> _SET EXERCISE_
Format all of the rows below as a JSON list of strings, with one string for each line. Skip blank lines and leave the pictures out of the answer.

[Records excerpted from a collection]
— START —
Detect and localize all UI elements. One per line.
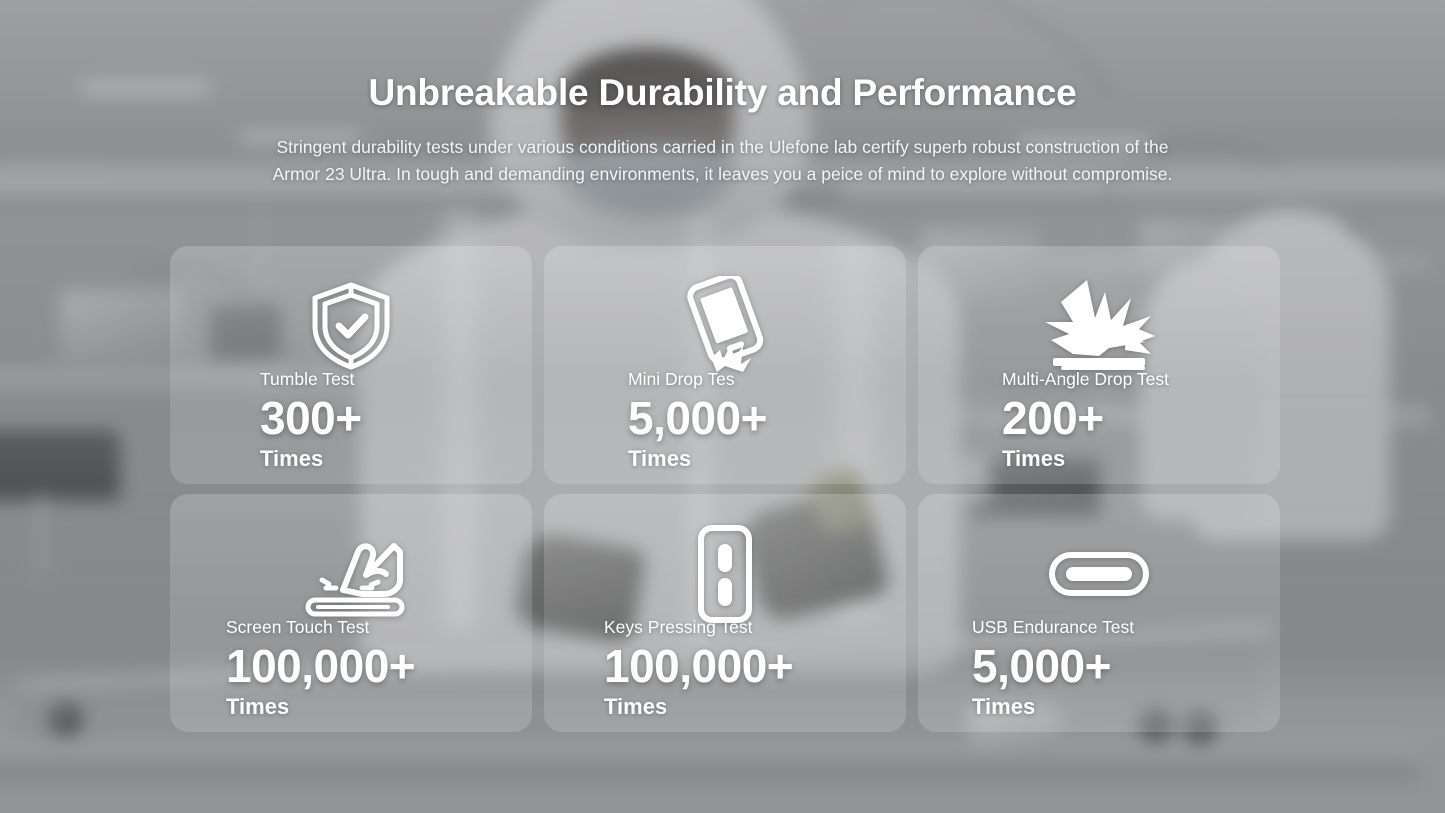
- test-unit: Times: [972, 693, 1266, 720]
- test-card-text: Tumble Test 300+ Times: [260, 368, 518, 472]
- test-card-mini-drop[interactable]: Mini Drop Tes 5,000+ Times: [544, 246, 906, 484]
- test-unit: Times: [604, 693, 892, 720]
- hand-tap-screen-icon: [170, 520, 532, 628]
- test-card-usb-endurance[interactable]: USB Endurance Test 5,000+ Times: [918, 494, 1280, 732]
- shield-check-icon: [170, 272, 532, 380]
- test-label: Screen Touch Test: [226, 616, 518, 639]
- test-value: 5,000+: [628, 391, 892, 445]
- test-label: Tumble Test: [260, 368, 518, 391]
- test-value: 100,000+: [226, 639, 518, 693]
- test-card-tumble[interactable]: Tumble Test 300+ Times: [170, 246, 532, 484]
- test-unit: Times: [1002, 445, 1266, 472]
- test-unit: Times: [260, 445, 518, 472]
- test-unit: Times: [628, 445, 892, 472]
- test-card-text: Keys Pressing Test 100,000+ Times: [604, 616, 892, 720]
- test-card-text: Multi-Angle Drop Test 200+ Times: [1002, 368, 1266, 472]
- test-card-text: USB Endurance Test 5,000+ Times: [972, 616, 1266, 720]
- durability-feature-section: Unbreakable Durability and Performance S…: [0, 0, 1445, 813]
- test-value: 100,000+: [604, 639, 892, 693]
- test-value: 5,000+: [972, 639, 1266, 693]
- test-card-screen-touch[interactable]: Screen Touch Test 100,000+ Times: [170, 494, 532, 732]
- test-label: Keys Pressing Test: [604, 616, 892, 639]
- test-card-text: Screen Touch Test 100,000+ Times: [226, 616, 518, 720]
- side-keys-icon: [544, 520, 906, 628]
- test-unit: Times: [226, 693, 518, 720]
- page-title: Unbreakable Durability and Performance: [0, 72, 1445, 114]
- test-label: Mini Drop Tes: [628, 368, 892, 391]
- usb-c-port-icon: [918, 520, 1280, 628]
- test-card-multi-angle-drop[interactable]: Multi-Angle Drop Test 200+ Times: [918, 246, 1280, 484]
- test-card-text: Mini Drop Tes 5,000+ Times: [628, 368, 892, 472]
- test-label: Multi-Angle Drop Test: [1002, 368, 1266, 391]
- test-card-keys-pressing[interactable]: Keys Pressing Test 100,000+ Times: [544, 494, 906, 732]
- impact-burst-icon: [918, 272, 1280, 380]
- phone-drop-impact-icon: [544, 272, 906, 380]
- durability-test-grid: Tumble Test 300+ Times: [170, 246, 1280, 732]
- test-value: 200+: [1002, 391, 1266, 445]
- test-label: USB Endurance Test: [972, 616, 1266, 639]
- test-value: 300+: [260, 391, 518, 445]
- page-subtitle: Stringent durability tests under various…: [273, 134, 1173, 188]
— END —
> _TASK RESULT_
[
  "Detect and localize all UI elements. One per line.",
  "- test-unit: Times: [972, 693, 1266, 720]",
  "- test-card-text: Tumble Test 300+ Times: [260, 368, 518, 472]",
  "- test-card-mini-drop[interactable]: Mini Drop Tes 5,000+ Times: [544, 246, 906, 484]",
  "- test-unit: Times: [604, 693, 892, 720]",
  "- hand-tap-screen-icon: [170, 520, 532, 628]",
  "- test-card-usb-endurance[interactable]: USB Endurance Test 5,000+ Times: [918, 494, 1280, 732]",
  "- shield-check-icon: [170, 272, 532, 380]",
  "- test-label: Screen Touch Test: [226, 616, 518, 639]",
  "- test-value: 5,000+: [628, 391, 892, 445]",
  "- test-label: Tumble Test: [260, 368, 518, 391]",
  "- test-value: 100,000+: [226, 639, 518, 693]",
  "- test-card-tumble[interactable]: Tumble Test 300+ Times: [170, 246, 532, 484]",
  "- test-unit: Times: [1002, 445, 1266, 472]",
  "- test-unit: Times: [260, 445, 518, 472]",
  "- test-unit: Times: [628, 445, 892, 472]",
  "- test-card-text: Keys Pressing Test 100,000+ Times: [604, 616, 892, 720]",
  "- test-card-text: Multi-Angle Drop Test 200+ Times: [1002, 368, 1266, 472]",
  "- test-card-text: USB Endurance Test 5,000+ Times: [972, 616, 1266, 720]",
  "- durability-feature-section: Unbreakable Durability and Performance S…: [0, 0, 1445, 813]",
  "- test-value: 100,000+: [604, 639, 892, 693]",
  "- test-value: 5,000+: [972, 639, 1266, 693]",
  "- test-card-screen-touch[interactable]: Screen Touch Test 100,000+ Times: [170, 494, 532, 732]",
  "- test-label: Keys Pressing Test: [604, 616, 892, 639]",
  "- test-card-text: Screen Touch Test 100,000+ Times: [226, 616, 518, 720]",
  "- side-keys-icon: [544, 520, 906, 628]",
  "- test-unit: Times: [226, 693, 518, 720]",
  "- page-title: Unbreakable Durability and Performance: [0, 72, 1445, 114]",
  "- test-label: Mini Drop Tes: [628, 368, 892, 391]",
  "- usb-c-port-icon: [918, 520, 1280, 628]",
  "- test-card-multi-angle-drop[interactable]: Multi-Angle Drop Test 200+ Times: [918, 246, 1280, 484]",
  "- test-card-text: Mini Drop Tes 5,000+ Times: [628, 368, 892, 472]",
  "- test-label: Multi-Angle Drop Test: [1002, 368, 1266, 391]",
  "- test-card-keys-pressing[interactable]: Keys Pressing Test 100,000+ Times: [544, 494, 906, 732]",
  "- impact-burst-icon: [918, 272, 1280, 380]",
  "- phone-drop-impact-icon: [544, 272, 906, 380]",
  "- durability-test-grid: Tumble Test 300+ Times: [170, 246, 1280, 732]",
  "- test-value: 200+: [1002, 391, 1266, 445]",
  "- test-label: USB Endurance Test: [972, 616, 1266, 639]",
  "- test-value: 300+: [260, 391, 518, 445]",
  "- page-subtitle: Stringent durability tests under various…: [273, 134, 1173, 188]"
]